● Problem details: Reproduce the listing that follows with no differences at all.

● Information given:
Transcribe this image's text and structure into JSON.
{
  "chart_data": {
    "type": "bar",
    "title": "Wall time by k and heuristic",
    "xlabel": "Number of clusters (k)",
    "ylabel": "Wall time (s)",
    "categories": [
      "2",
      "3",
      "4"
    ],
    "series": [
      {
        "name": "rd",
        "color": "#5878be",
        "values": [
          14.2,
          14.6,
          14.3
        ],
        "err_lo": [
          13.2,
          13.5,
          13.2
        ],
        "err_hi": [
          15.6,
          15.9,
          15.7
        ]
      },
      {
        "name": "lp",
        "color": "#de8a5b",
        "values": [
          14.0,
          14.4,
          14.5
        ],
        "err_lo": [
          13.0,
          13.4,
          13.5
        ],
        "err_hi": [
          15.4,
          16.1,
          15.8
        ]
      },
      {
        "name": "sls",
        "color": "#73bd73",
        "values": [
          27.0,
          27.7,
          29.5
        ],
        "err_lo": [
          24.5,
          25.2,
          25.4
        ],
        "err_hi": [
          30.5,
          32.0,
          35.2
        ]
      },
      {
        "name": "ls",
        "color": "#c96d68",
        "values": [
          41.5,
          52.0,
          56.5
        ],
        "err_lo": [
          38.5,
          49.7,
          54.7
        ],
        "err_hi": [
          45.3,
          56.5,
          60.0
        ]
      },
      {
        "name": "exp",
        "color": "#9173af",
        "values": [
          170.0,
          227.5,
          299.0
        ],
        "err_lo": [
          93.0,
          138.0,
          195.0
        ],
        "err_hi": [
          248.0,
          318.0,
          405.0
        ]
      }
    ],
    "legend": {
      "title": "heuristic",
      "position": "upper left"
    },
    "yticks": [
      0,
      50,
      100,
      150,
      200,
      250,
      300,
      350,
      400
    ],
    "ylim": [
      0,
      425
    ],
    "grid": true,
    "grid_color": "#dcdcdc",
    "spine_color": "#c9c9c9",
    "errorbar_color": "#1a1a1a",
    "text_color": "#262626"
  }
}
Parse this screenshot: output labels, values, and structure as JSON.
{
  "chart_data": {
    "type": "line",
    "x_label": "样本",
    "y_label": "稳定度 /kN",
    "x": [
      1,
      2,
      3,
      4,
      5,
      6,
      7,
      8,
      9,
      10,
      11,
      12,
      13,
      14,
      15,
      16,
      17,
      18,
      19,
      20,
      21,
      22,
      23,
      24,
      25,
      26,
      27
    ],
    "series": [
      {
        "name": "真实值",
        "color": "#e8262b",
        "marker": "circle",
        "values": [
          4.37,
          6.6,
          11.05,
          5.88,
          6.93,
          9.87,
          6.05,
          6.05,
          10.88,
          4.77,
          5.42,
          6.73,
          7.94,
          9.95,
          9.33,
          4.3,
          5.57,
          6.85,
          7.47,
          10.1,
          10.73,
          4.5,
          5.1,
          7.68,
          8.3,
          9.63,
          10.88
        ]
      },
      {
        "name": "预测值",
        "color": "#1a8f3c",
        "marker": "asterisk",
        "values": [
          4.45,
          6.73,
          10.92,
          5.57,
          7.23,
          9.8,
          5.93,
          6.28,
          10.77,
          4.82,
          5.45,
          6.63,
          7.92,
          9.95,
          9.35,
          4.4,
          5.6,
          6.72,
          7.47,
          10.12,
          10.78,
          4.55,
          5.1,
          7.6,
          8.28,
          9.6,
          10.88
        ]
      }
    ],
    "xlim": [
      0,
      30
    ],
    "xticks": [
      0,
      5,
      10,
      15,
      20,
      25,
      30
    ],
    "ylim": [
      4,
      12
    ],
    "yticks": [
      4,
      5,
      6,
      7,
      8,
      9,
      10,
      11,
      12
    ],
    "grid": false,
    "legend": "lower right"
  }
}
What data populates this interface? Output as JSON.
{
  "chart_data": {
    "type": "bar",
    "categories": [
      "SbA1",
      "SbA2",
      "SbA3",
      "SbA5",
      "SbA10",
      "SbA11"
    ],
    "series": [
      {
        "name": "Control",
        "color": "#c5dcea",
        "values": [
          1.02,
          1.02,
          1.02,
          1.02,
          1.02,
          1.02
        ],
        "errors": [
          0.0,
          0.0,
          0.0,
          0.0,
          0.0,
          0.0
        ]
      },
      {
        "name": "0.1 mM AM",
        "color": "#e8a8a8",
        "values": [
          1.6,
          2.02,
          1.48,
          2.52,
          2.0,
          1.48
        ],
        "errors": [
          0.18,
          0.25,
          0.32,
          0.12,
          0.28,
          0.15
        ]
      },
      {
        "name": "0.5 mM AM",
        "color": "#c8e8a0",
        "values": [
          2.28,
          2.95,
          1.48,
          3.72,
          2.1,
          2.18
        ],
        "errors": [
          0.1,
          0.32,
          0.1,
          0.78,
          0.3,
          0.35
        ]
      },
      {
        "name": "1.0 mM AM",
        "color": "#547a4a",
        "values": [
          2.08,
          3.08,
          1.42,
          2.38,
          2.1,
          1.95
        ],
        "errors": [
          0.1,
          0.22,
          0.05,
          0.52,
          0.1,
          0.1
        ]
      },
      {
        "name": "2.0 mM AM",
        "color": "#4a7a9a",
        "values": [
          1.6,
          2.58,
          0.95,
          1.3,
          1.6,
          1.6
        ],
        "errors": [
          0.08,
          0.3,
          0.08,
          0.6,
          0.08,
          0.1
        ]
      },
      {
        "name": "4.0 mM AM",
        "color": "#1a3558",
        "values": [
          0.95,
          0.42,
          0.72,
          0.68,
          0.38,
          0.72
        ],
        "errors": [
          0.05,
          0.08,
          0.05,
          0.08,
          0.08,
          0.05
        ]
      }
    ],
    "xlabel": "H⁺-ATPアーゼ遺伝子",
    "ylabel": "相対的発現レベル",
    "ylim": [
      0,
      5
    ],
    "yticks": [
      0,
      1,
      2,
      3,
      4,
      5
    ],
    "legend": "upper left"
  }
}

● Answer below:
Transcribe this image's text and structure into JSON.
{
  "chart_data": {
    "type": "bar",
    "title": "Wall time by k and heuristic",
    "xlabel": "Number of clusters (k)",
    "ylabel": "Wall time (s)",
    "categories": [
      "2",
      "3",
      "4"
    ],
    "series": [
      {
        "name": "rd",
        "color": "#5878be",
        "values": [
          14.2,
          14.6,
          14.3
        ],
        "err_lo": [
          13.2,
          13.5,
          13.2
        ],
        "err_hi": [
          15.6,
          15.9,
          15.7
        ]
      },
      {
        "name": "lp",
        "color": "#de8a5b",
        "values": [
          14.0,
          14.4,
          14.5
        ],
        "err_lo": [
          13.0,
          13.4,
          13.5
        ],
        "err_hi": [
          15.4,
          16.1,
          15.8
        ]
      },
      {
        "name": "sls",
        "color": "#73bd73",
        "values": [
          27.0,
          27.7,
          29.5
        ],
        "err_lo": [
          24.5,
          25.2,
          25.4
        ],
        "err_hi": [
          30.5,
          32.0,
          35.2
        ]
      },
      {
        "name": "ls",
        "color": "#c96d68",
        "values": [
          41.5,
          52.0,
          56.5
        ],
        "err_lo": [
          38.5,
          49.7,
          54.7
        ],
        "err_hi": [
          45.3,
          56.5,
          60.0
        ]
      },
      {
        "name": "exp",
        "color": "#9173af",
        "values": [
          170.0,
          227.5,
          299.0
        ],
        "err_lo": [
          93.0,
          138.0,
          195.0
        ],
        "err_hi": [
          248.0,
          318.0,
          405.0
        ]
      }
    ],
    "legend": {
      "title": "heuristic",
      "position": "upper left"
    },
    "yticks": [
      0,
      50,
      100,
      150,
      200,
      250,
      300,
      350,
      400
    ],
    "ylim": [
      0,
      425
    ],
    "grid": true,
    "grid_color": "#dcdcdc",
    "spine_color": "#c9c9c9",
    "errorbar_color": "#1a1a1a",
    "text_color": "#262626"
  }
}
Parse this screenshot: output labels, values, and structure as JSON.
{
  "chart_data": {
    "type": "line",
    "x_label": "样本",
    "y_label": "稳定度 /kN",
    "x": [
      1,
      2,
      3,
      4,
      5,
      6,
      7,
      8,
      9,
      10,
      11,
      12,
      13,
      14,
      15,
      16,
      17,
      18,
      19,
      20,
      21,
      22,
      23,
      24,
      25,
      26,
      27
    ],
    "series": [
      {
        "name": "真实值",
        "color": "#e8262b",
        "marker": "circle",
        "values": [
          4.37,
          6.6,
          11.05,
          5.88,
          6.93,
          9.87,
          6.05,
          6.05,
          10.88,
          4.77,
          5.42,
          6.73,
          7.94,
          9.95,
          9.33,
          4.3,
          5.57,
          6.85,
          7.47,
          10.1,
          10.73,
          4.5,
          5.1,
          7.68,
          8.3,
          9.63,
          10.88
        ]
      },
      {
        "name": "预测值",
        "color": "#1a8f3c",
        "marker": "asterisk",
        "values": [
          4.45,
          6.73,
          10.92,
          5.57,
          7.23,
          9.8,
          5.93,
          6.28,
          10.77,
          4.82,
          5.45,
          6.63,
          7.92,
          9.95,
          9.35,
          4.4,
          5.6,
          6.72,
          7.47,
          10.12,
          10.78,
          4.55,
          5.1,
          7.6,
          8.28,
          9.6,
          10.88
        ]
      }
    ],
    "xlim": [
      0,
      30
    ],
    "xticks": [
      0,
      5,
      10,
      15,
      20,
      25,
      30
    ],
    "ylim": [
      4,
      12
    ],
    "yticks": [
      4,
      5,
      6,
      7,
      8,
      9,
      10,
      11,
      12
    ],
    "grid": false,
    "legend": "lower right"
  }
}
What data populates this interface? Output as JSON.
{
  "chart_data": {
    "type": "bar",
    "categories": [
      "SbA1",
      "SbA2",
      "SbA3",
      "SbA5",
      "SbA10",
      "SbA11"
    ],
    "series": [
      {
        "name": "Control",
        "color": "#c5dcea",
        "values": [
          1.02,
          1.02,
          1.02,
          1.02,
          1.02,
          1.02
        ],
        "errors": [
          0.0,
          0.0,
          0.0,
          0.0,
          0.0,
          0.0
        ]
      },
      {
        "name": "0.1 mM AM",
        "color": "#e8a8a8",
        "values": [
          1.6,
          2.02,
          1.48,
          2.52,
          2.0,
          1.48
        ],
        "errors": [
          0.18,
          0.25,
          0.32,
          0.12,
          0.28,
          0.15
        ]
      },
      {
        "name": "0.5 mM AM",
        "color": "#c8e8a0",
        "values": [
          2.28,
          2.95,
          1.48,
          3.72,
          2.1,
          2.18
        ],
        "errors": [
          0.1,
          0.32,
          0.1,
          0.78,
          0.3,
          0.35
        ]
      },
      {
        "name": "1.0 mM AM",
        "color": "#547a4a",
        "values": [
          2.08,
          3.08,
          1.42,
          2.38,
          2.1,
          1.95
        ],
        "errors": [
          0.1,
          0.22,
          0.05,
          0.52,
          0.1,
          0.1
        ]
      },
      {
        "name": "2.0 mM AM",
        "color": "#4a7a9a",
        "values": [
          1.6,
          2.58,
          0.95,
          1.3,
          1.6,
          1.6
        ],
        "errors": [
          0.08,
          0.3,
          0.08,
          0.6,
          0.08,
          0.1
        ]
      },
      {
        "name": "4.0 mM AM",
        "color": "#1a3558",
        "values": [
          0.95,
          0.42,
          0.72,
          0.68,
          0.38,
          0.72
        ],
        "errors": [
          0.05,
          0.08,
          0.05,
          0.08,
          0.08,
          0.05
        ]
      }
    ],
    "xlabel": "H⁺-ATPアーゼ遺伝子",
    "ylabel": "相対的発現レベル",
    "ylim": [
      0,
      5
    ],
    "yticks": [
      0,
      1,
      2,
      3,
      4,
      5
    ],
    "legend": "upper left"
  }
}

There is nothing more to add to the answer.